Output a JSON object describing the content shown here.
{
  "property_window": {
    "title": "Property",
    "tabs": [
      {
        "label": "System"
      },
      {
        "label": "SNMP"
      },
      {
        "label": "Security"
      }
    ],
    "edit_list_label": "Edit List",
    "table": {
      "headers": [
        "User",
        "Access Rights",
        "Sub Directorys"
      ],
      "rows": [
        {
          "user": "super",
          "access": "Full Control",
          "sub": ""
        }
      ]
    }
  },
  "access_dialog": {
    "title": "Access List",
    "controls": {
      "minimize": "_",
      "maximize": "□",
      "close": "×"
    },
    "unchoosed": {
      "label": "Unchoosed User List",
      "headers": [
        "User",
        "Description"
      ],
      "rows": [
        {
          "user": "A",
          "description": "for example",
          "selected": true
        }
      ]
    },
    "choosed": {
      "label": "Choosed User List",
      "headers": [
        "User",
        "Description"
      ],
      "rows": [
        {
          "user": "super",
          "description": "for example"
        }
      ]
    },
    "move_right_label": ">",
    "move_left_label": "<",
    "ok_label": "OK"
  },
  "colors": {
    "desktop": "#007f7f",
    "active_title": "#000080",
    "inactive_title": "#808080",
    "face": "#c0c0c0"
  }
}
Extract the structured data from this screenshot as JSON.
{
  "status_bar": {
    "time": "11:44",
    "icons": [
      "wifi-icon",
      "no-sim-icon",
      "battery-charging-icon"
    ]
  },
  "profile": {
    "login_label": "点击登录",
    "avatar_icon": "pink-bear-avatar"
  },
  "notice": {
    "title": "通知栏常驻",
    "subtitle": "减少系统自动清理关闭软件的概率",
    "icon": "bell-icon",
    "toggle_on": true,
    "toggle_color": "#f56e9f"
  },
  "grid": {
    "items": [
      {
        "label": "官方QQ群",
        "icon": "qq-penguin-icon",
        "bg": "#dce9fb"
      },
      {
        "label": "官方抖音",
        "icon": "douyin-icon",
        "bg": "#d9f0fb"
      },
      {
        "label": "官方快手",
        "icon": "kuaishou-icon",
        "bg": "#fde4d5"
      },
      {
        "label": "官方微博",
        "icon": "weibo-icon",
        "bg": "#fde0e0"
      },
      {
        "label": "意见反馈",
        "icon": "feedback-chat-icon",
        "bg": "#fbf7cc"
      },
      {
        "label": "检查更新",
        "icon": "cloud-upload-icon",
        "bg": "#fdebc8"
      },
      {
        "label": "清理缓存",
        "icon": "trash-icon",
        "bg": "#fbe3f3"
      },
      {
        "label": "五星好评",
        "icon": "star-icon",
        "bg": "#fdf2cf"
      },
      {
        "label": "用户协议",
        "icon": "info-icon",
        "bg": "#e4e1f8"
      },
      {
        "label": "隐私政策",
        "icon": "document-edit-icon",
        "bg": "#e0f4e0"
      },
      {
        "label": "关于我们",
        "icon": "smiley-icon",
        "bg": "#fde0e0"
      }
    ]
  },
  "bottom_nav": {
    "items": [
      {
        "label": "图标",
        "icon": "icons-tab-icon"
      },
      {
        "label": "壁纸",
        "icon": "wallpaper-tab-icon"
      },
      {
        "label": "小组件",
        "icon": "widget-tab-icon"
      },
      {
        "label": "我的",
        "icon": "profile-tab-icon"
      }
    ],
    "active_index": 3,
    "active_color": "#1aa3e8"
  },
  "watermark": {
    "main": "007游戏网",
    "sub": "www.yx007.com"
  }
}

- Your objective:
Reproduce each record shown above without altering a single word.

- Exercise answer:
Output a JSON object describing the content shown here.
{
  "property_window": {
    "title": "Property",
    "tabs": [
      {
        "label": "System"
      },
      {
        "label": "SNMP"
      },
      {
        "label": "Security"
      }
    ],
    "edit_list_label": "Edit List",
    "table": {
      "headers": [
        "User",
        "Access Rights",
        "Sub Directorys"
      ],
      "rows": [
        {
          "user": "super",
          "access": "Full Control",
          "sub": ""
        }
      ]
    }
  },
  "access_dialog": {
    "title": "Access List",
    "controls": {
      "minimize": "_",
      "maximize": "□",
      "close": "×"
    },
    "unchoosed": {
      "label": "Unchoosed User List",
      "headers": [
        "User",
        "Description"
      ],
      "rows": [
        {
          "user": "A",
          "description": "for example",
          "selected": true
        }
      ]
    },
    "choosed": {
      "label": "Choosed User List",
      "headers": [
        "User",
        "Description"
      ],
      "rows": [
        {
          "user": "super",
          "description": "for example"
        }
      ]
    },
    "move_right_label": ">",
    "move_left_label": "<",
    "ok_label": "OK"
  },
  "colors": {
    "desktop": "#007f7f",
    "active_title": "#000080",
    "inactive_title": "#808080",
    "face": "#c0c0c0"
  }
}
Extract the structured data from this screenshot as JSON.
{
  "status_bar": {
    "time": "11:44",
    "icons": [
      "wifi-icon",
      "no-sim-icon",
      "battery-charging-icon"
    ]
  },
  "profile": {
    "login_label": "点击登录",
    "avatar_icon": "pink-bear-avatar"
  },
  "notice": {
    "title": "通知栏常驻",
    "subtitle": "减少系统自动清理关闭软件的概率",
    "icon": "bell-icon",
    "toggle_on": true,
    "toggle_color": "#f56e9f"
  },
  "grid": {
    "items": [
      {
        "label": "官方QQ群",
        "icon": "qq-penguin-icon",
        "bg": "#dce9fb"
      },
      {
        "label": "官方抖音",
        "icon": "douyin-icon",
        "bg": "#d9f0fb"
      },
      {
        "label": "官方快手",
        "icon": "kuaishou-icon",
        "bg": "#fde4d5"
      },
      {
        "label": "官方微博",
        "icon": "weibo-icon",
        "bg": "#fde0e0"
      },
      {
        "label": "意见反馈",
        "icon": "feedback-chat-icon",
        "bg": "#fbf7cc"
      },
      {
        "label": "检查更新",
        "icon": "cloud-upload-icon",
        "bg": "#fdebc8"
      },
      {
        "label": "清理缓存",
        "icon": "trash-icon",
        "bg": "#fbe3f3"
      },
      {
        "label": "五星好评",
        "icon": "star-icon",
        "bg": "#fdf2cf"
      },
      {
        "label": "用户协议",
        "icon": "info-icon",
        "bg": "#e4e1f8"
      },
      {
        "label": "隐私政策",
        "icon": "document-edit-icon",
        "bg": "#e0f4e0"
      },
      {
        "label": "关于我们",
        "icon": "smiley-icon",
        "bg": "#fde0e0"
      }
    ]
  },
  "bottom_nav": {
    "items": [
      {
        "label": "图标",
        "icon": "icons-tab-icon"
      },
      {
        "label": "壁纸",
        "icon": "wallpaper-tab-icon"
      },
      {
        "label": "小组件",
        "icon": "widget-tab-icon"
      },
      {
        "label": "我的",
        "icon": "profile-tab-icon"
      }
    ],
    "active_index": 3,
    "active_color": "#1aa3e8"
  },
  "watermark": {
    "main": "007游戏网",
    "sub": "www.yx007.com"
  }
}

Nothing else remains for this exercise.